**Problem details**
Omit all images. Transcribe the rest of the material below exactly.

**Stored entries**
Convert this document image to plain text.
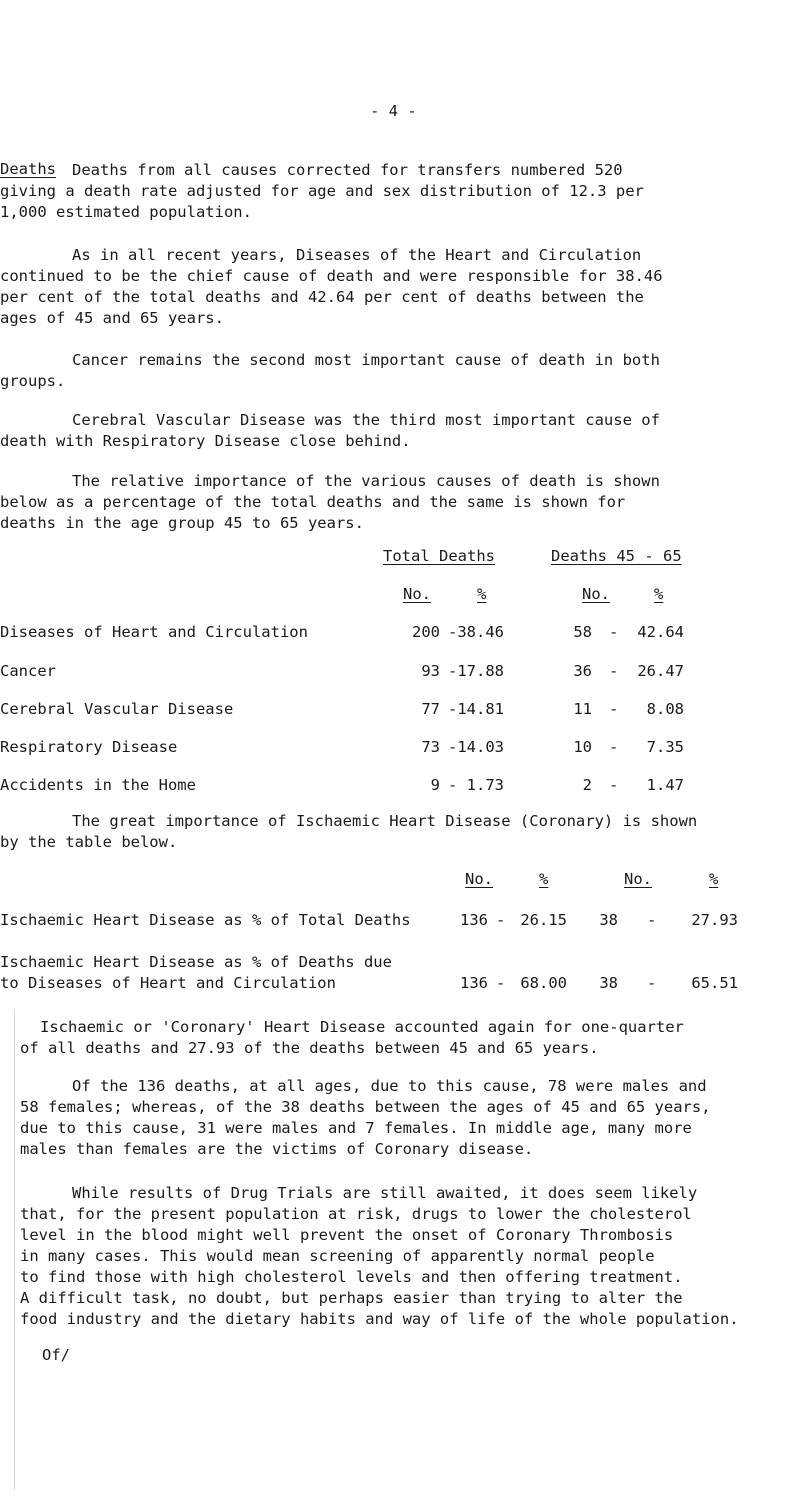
- 4 -
Deaths	Deaths from all causes corrected for transfers numbered 520
giving a death rate adjusted for age and sex distribution of 12.3 per
1,000 estimated population.
As in all recent years, Diseases of the Heart and Circulation
continued to be the chief cause of death and were responsible for 38.46
per cent of the total deaths and 42.64 per cent of deaths between the
ages of 45 and 65 years.
Cancer remains the second most important cause of death in both
groups.
Cerebral Vascular Disease was the third most important cause of
death with Respiratory Disease close behind.
The relative importance of the various causes of death is shown
below as a percentage of the total deaths and the same is shown for
deaths in the age group 45 to 65 years.
Total Deaths	Deaths 45 - 65
No.	%	No.	%
Diseases of Heart and Circulation	200 - 38.46	58 -	42.64
Cancer	93 - 17.88	36 -	26.47
Cerebral Vascular Disease	77 - 14.81	11 -	8.08
Respiratory Disease	73 - 14.03	10 -	7.35
Accidents in the Home	9 - 1.73	2 -	1.47
The great importance of Ischaemic Heart Disease (Coronary) is shown
by the table below.
No.	%	No.	%
Ischaemic Heart Disease as % of Total Deaths	136 - 26.15	38 -	27.93
Ischaemic Heart Disease as % of Deaths due
to Diseases of Heart and Circulation	136 - 68.00	38 -	65.51
Ischaemic or 'Coronary' Heart Disease accounted again for one-quarter
of all deaths and 27.93 of the deaths between 45 and 65 years.
Of the 136 deaths, at all ages, due to this cause, 78 were males and
58 females; whereas, of the 38 deaths between the ages of 45 and 65 years,
due to this cause, 31 were males and 7 females. In middle age, many more
males than females are the victims of Coronary disease.
While results of Drug Trials are still awaited, it does seem likely
that, for the present population at risk, drugs to lower the cholesterol
level in the blood might well prevent the onset of Coronary Thrombosis
in many cases. This would mean screening of apparently normal people
to find those with high cholesterol levels and then offering treatment.
A difficult task, no doubt, but perhaps easier than trying to alter the
food industry and the dietary habits and way of life of the whole population.
Of/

**Result for this exercise**
Convert this document image to plain text.
- 4 -
Deaths	Deaths from all causes corrected for transfers numbered 520
giving a death rate adjusted for age and sex distribution of 12.3 per
1,000 estimated population.
As in all recent years, Diseases of the Heart and Circulation
continued to be the chief cause of death and were responsible for 38.46
per cent of the total deaths and 42.64 per cent of deaths between the
ages of 45 and 65 years.
Cancer remains the second most important cause of death in both
groups.
Cerebral Vascular Disease was the third most important cause of
death with Respiratory Disease close behind.
The relative importance of the various causes of death is shown
below as a percentage of the total deaths and the same is shown for
deaths in the age group 45 to 65 years.
Total Deaths	Deaths 45 - 65
No.	%	No.	%
Diseases of Heart and Circulation	200 - 38.46	58 -	42.64
Cancer	93 - 17.88	36 -	26.47
Cerebral Vascular Disease	77 - 14.81	11 -	8.08
Respiratory Disease	73 - 14.03	10 -	7.35
Accidents in the Home	9 - 1.73	2 -	1.47
The great importance of Ischaemic Heart Disease (Coronary) is shown
by the table below.
No.	%	No.	%
Ischaemic Heart Disease as % of Total Deaths	136 - 26.15	38 -	27.93
Ischaemic Heart Disease as % of Deaths due
to Diseases of Heart and Circulation	136 - 68.00	38 -	65.51
Ischaemic or 'Coronary' Heart Disease accounted again for one-quarter
of all deaths and 27.93 of the deaths between 45 and 65 years.
Of the 136 deaths, at all ages, due to this cause, 78 were males and
58 females; whereas, of the 38 deaths between the ages of 45 and 65 years,
due to this cause, 31 were males and 7 females. In middle age, many more
males than females are the victims of Coronary disease.
While results of Drug Trials are still awaited, it does seem likely
that, for the present population at risk, drugs to lower the cholesterol
level in the blood might well prevent the onset of Coronary Thrombosis
in many cases. This would mean screening of apparently normal people
to find those with high cholesterol levels and then offering treatment.
A difficult task, no doubt, but perhaps easier than trying to alter the
food industry and the dietary habits and way of life of the whole population.
Of/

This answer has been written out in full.